── PROVIDED INFORMATION ──

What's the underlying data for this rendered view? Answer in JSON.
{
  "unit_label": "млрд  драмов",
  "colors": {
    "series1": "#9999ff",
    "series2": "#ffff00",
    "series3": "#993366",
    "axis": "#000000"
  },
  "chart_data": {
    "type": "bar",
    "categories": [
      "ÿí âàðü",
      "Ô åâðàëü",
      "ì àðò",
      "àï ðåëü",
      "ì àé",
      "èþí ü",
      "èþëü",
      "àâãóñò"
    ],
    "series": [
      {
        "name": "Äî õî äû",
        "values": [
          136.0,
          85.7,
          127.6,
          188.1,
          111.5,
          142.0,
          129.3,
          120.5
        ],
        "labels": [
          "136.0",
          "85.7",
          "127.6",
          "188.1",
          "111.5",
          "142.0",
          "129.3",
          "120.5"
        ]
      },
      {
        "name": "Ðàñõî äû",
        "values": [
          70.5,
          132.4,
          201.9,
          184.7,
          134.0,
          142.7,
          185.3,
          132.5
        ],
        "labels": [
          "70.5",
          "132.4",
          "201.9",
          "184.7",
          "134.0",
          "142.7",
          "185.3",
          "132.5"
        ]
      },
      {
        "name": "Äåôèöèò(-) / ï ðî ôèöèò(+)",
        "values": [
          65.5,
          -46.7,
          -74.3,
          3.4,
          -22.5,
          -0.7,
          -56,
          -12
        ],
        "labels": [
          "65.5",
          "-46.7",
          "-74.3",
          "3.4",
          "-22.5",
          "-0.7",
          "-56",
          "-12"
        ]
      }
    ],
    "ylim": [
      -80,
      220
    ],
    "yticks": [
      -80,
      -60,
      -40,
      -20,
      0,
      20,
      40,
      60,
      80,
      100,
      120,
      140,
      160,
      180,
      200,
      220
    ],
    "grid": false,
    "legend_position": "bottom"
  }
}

───

**GIVEN PROBLEM**
Your task is to repeat each line of the material exactly.

**EXERCISE OUTPUT**
What's the underlying data for this rendered view? Answer in JSON.
{
  "unit_label": "млрд  драмов",
  "colors": {
    "series1": "#9999ff",
    "series2": "#ffff00",
    "series3": "#993366",
    "axis": "#000000"
  },
  "chart_data": {
    "type": "bar",
    "categories": [
      "ÿí âàðü",
      "Ô åâðàëü",
      "ì àðò",
      "àï ðåëü",
      "ì àé",
      "èþí ü",
      "èþëü",
      "àâãóñò"
    ],
    "series": [
      {
        "name": "Äî õî äû",
        "values": [
          136.0,
          85.7,
          127.6,
          188.1,
          111.5,
          142.0,
          129.3,
          120.5
        ],
        "labels": [
          "136.0",
          "85.7",
          "127.6",
          "188.1",
          "111.5",
          "142.0",
          "129.3",
          "120.5"
        ]
      },
      {
        "name": "Ðàñõî äû",
        "values": [
          70.5,
          132.4,
          201.9,
          184.7,
          134.0,
          142.7,
          185.3,
          132.5
        ],
        "labels": [
          "70.5",
          "132.4",
          "201.9",
          "184.7",
          "134.0",
          "142.7",
          "185.3",
          "132.5"
        ]
      },
      {
        "name": "Äåôèöèò(-) / ï ðî ôèöèò(+)",
        "values": [
          65.5,
          -46.7,
          -74.3,
          3.4,
          -22.5,
          -0.7,
          -56,
          -12
        ],
        "labels": [
          "65.5",
          "-46.7",
          "-74.3",
          "3.4",
          "-22.5",
          "-0.7",
          "-56",
          "-12"
        ]
      }
    ],
    "ylim": [
      -80,
      220
    ],
    "yticks": [
      -80,
      -60,
      -40,
      -20,
      0,
      20,
      40,
      60,
      80,
      100,
      120,
      140,
      160,
      180,
      200,
      220
    ],
    "grid": false,
    "legend_position": "bottom"
  }
}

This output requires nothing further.